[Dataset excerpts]
━━━━

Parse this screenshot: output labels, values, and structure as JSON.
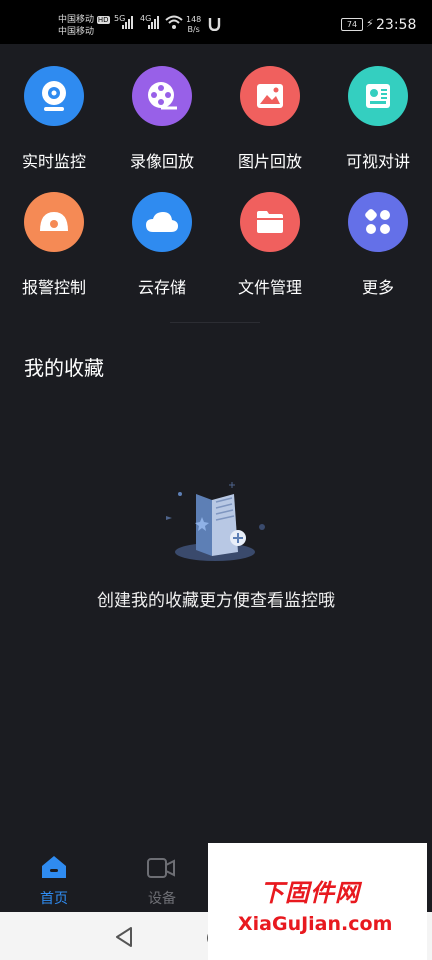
{
  "status": {
    "carrier1": "中国移动",
    "carrier2": "中国移动",
    "hd": "HD",
    "net1": "5G",
    "net2": "4G",
    "speed_value": "148",
    "speed_unit": "B/s",
    "battery": "74",
    "time": "23:58"
  },
  "grid": [
    {
      "label": "实时监控",
      "icon": "camera-icon",
      "color": "#2f8bf0"
    },
    {
      "label": "录像回放",
      "icon": "film-reel-icon",
      "color": "#9860e8"
    },
    {
      "label": "图片回放",
      "icon": "image-icon",
      "color": "#f0605e"
    },
    {
      "label": "可视对讲",
      "icon": "intercom-icon",
      "color": "#34cfc0"
    },
    {
      "label": "报警控制",
      "icon": "alarm-icon",
      "color": "#f58a55"
    },
    {
      "label": "云存储",
      "icon": "cloud-icon",
      "color": "#2f8bf0"
    },
    {
      "label": "文件管理",
      "icon": "folder-icon",
      "color": "#f0605e"
    },
    {
      "label": "更多",
      "icon": "more-icon",
      "color": "#6470e8"
    }
  ],
  "favorites": {
    "title": "我的收藏",
    "empty_text": "创建我的收藏更方便查看监控哦"
  },
  "tabs": [
    {
      "label": "首页",
      "icon": "home-icon",
      "active": true
    },
    {
      "label": "设备",
      "icon": "device-icon",
      "active": false
    }
  ],
  "watermark": {
    "title": "下固件网",
    "url": "XiaGuJian.com"
  },
  "colors": {
    "background": "#1b1c21",
    "active_tab": "#2f8bf0",
    "inactive_tab": "#6d6e74"
  }
}
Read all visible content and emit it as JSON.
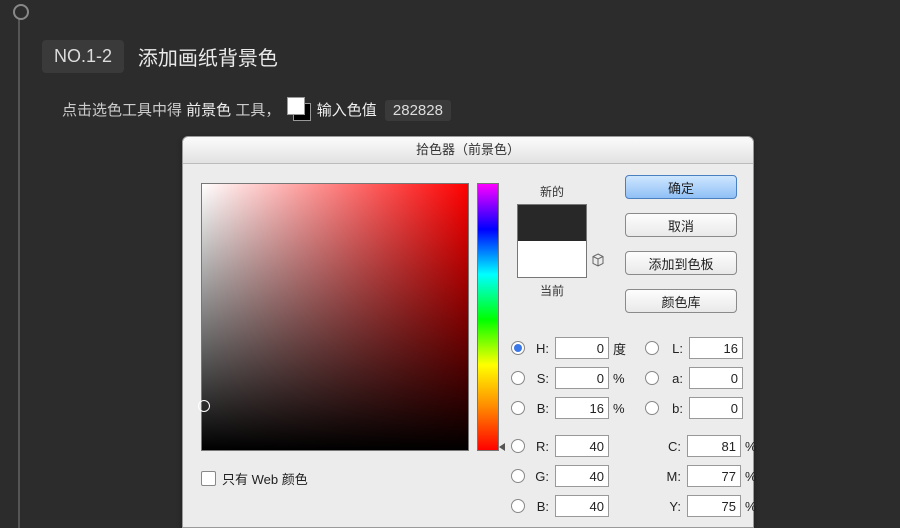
{
  "step": {
    "no": "NO.1-2",
    "title": "添加画纸背景色"
  },
  "instr": {
    "pre": "点击选色工具中得 ",
    "fg_tool": "前景色",
    "mid": " 工具，",
    "hex_label": "输入色值",
    "hex": "282828"
  },
  "picker": {
    "title": "拾色器（前景色）",
    "new_label": "新的",
    "current_label": "当前",
    "buttons": {
      "ok": "确定",
      "cancel": "取消",
      "add": "添加到色板",
      "lib": "颜色库"
    },
    "web_only": "只有 Web 颜色",
    "hsb": {
      "H": {
        "label": "H:",
        "val": "0",
        "unit": "度",
        "on": true
      },
      "S": {
        "label": "S:",
        "val": "0",
        "unit": "%",
        "on": false
      },
      "B": {
        "label": "B:",
        "val": "16",
        "unit": "%",
        "on": false
      }
    },
    "lab": {
      "L": {
        "label": "L:",
        "val": "16",
        "on": false
      },
      "a": {
        "label": "a:",
        "val": "0",
        "on": false
      },
      "b": {
        "label": "b:",
        "val": "0",
        "on": false
      }
    },
    "rgb": {
      "R": {
        "label": "R:",
        "val": "40",
        "on": false
      },
      "G": {
        "label": "G:",
        "val": "40",
        "on": false
      },
      "B": {
        "label": "B:",
        "val": "40",
        "on": false
      }
    },
    "cmyk": {
      "C": {
        "label": "C:",
        "val": "81",
        "unit": "%"
      },
      "M": {
        "label": "M:",
        "val": "77",
        "unit": "%"
      },
      "Y": {
        "label": "Y:",
        "val": "75",
        "unit": "%"
      }
    }
  }
}
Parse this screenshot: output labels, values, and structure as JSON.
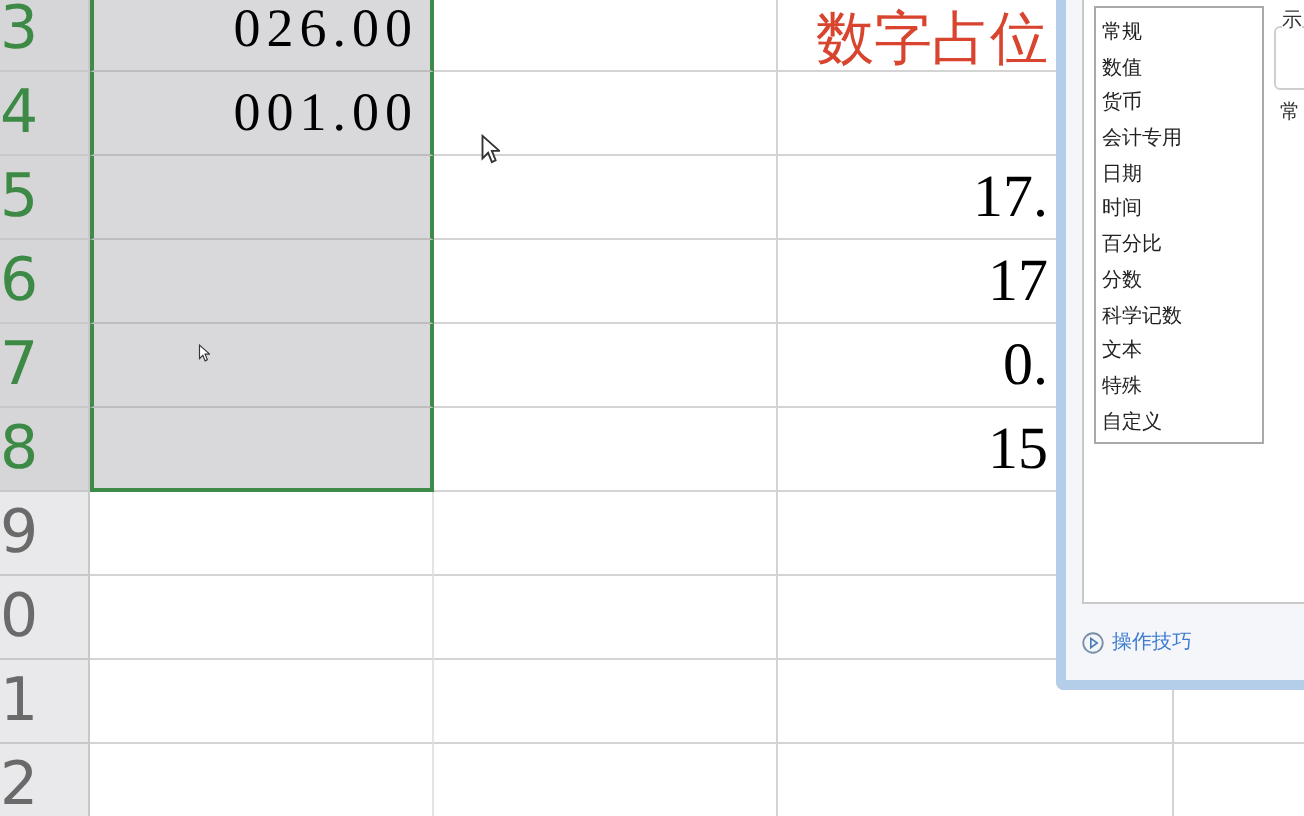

━━━━

* WHAT TO PRODUCE *
Print the complete listing exactly, apart from any pictures.

* WRITTEN SOLUTION *
Parse this screenshot: output labels, values, and structure as JSON.
{
  "status": {
    "carrier1": "中国移动",
    "carrier2": "中国移动",
    "hd": "HD",
    "net1": "5G",
    "net2": "4G",
    "speed_value": "148",
    "speed_unit": "B/s",
    "battery": "74",
    "time": "23:58"
  },
  "grid": [
    {
      "label": "实时监控",
      "icon": "camera-icon",
      "color": "#2f8bf0"
    },
    {
      "label": "录像回放",
      "icon": "film-reel-icon",
      "color": "#9860e8"
    },
    {
      "label": "图片回放",
      "icon": "image-icon",
      "color": "#f0605e"
    },
    {
      "label": "可视对讲",
      "icon": "intercom-icon",
      "color": "#34cfc0"
    },
    {
      "label": "报警控制",
      "icon": "alarm-icon",
      "color": "#f58a55"
    },
    {
      "label": "云存储",
      "icon": "cloud-icon",
      "color": "#2f8bf0"
    },
    {
      "label": "文件管理",
      "icon": "folder-icon",
      "color": "#f0605e"
    },
    {
      "label": "更多",
      "icon": "more-icon",
      "color": "#6470e8"
    }
  ],
  "favorites": {
    "title": "我的收藏",
    "empty_text": "创建我的收藏更方便查看监控哦"
  },
  "tabs": [
    {
      "label": "首页",
      "icon": "home-icon",
      "active": true
    },
    {
      "label": "设备",
      "icon": "device-icon",
      "active": false
    }
  ],
  "watermark": {
    "title": "下固件网",
    "url": "XiaGuJian.com"
  },
  "colors": {
    "background": "#1b1c21",
    "active_tab": "#2f8bf0",
    "inactive_tab": "#6d6e74"
  }
}
Read all visible content and emit it as JSON.
{
  "step": {
    "no": "NO.1-2",
    "title": "添加画纸背景色"
  },
  "instr": {
    "pre": "点击选色工具中得 ",
    "fg_tool": "前景色",
    "mid": " 工具，",
    "hex_label": "输入色值",
    "hex": "282828"
  },
  "picker": {
    "title": "拾色器（前景色）",
    "new_label": "新的",
    "current_label": "当前",
    "buttons": {
      "ok": "确定",
      "cancel": "取消",
      "add": "添加到色板",
      "lib": "颜色库"
    },
    "web_only": "只有 Web 颜色",
    "hsb": {
      "H": {
        "label": "H:",
        "val": "0",
        "unit": "度",
        "on": true
      },
      "S": {
        "label": "S:",
        "val": "0",
        "unit": "%",
        "on": false
      },
      "B": {
        "label": "B:",
        "val": "16",
        "unit": "%",
        "on": false
      }
    },
    "lab": {
      "L": {
        "label": "L:",
        "val": "16",
        "on": false
      },
      "a": {
        "label": "a:",
        "val": "0",
        "on": false
      },
      "b": {
        "label": "b:",
        "val": "0",
        "on": false
      }
    },
    "rgb": {
      "R": {
        "label": "R:",
        "val": "40",
        "on": false
      },
      "G": {
        "label": "G:",
        "val": "40",
        "on": false
      },
      "B": {
        "label": "B:",
        "val": "40",
        "on": false
      }
    },
    "cmyk": {
      "C": {
        "label": "C:",
        "val": "81",
        "unit": "%"
      },
      "M": {
        "label": "M:",
        "val": "77",
        "unit": "%"
      },
      "Y": {
        "label": "Y:",
        "val": "75",
        "unit": "%"
      }
    }
  }
}
Parse this screenshot: output labels, values, and structure as JSON.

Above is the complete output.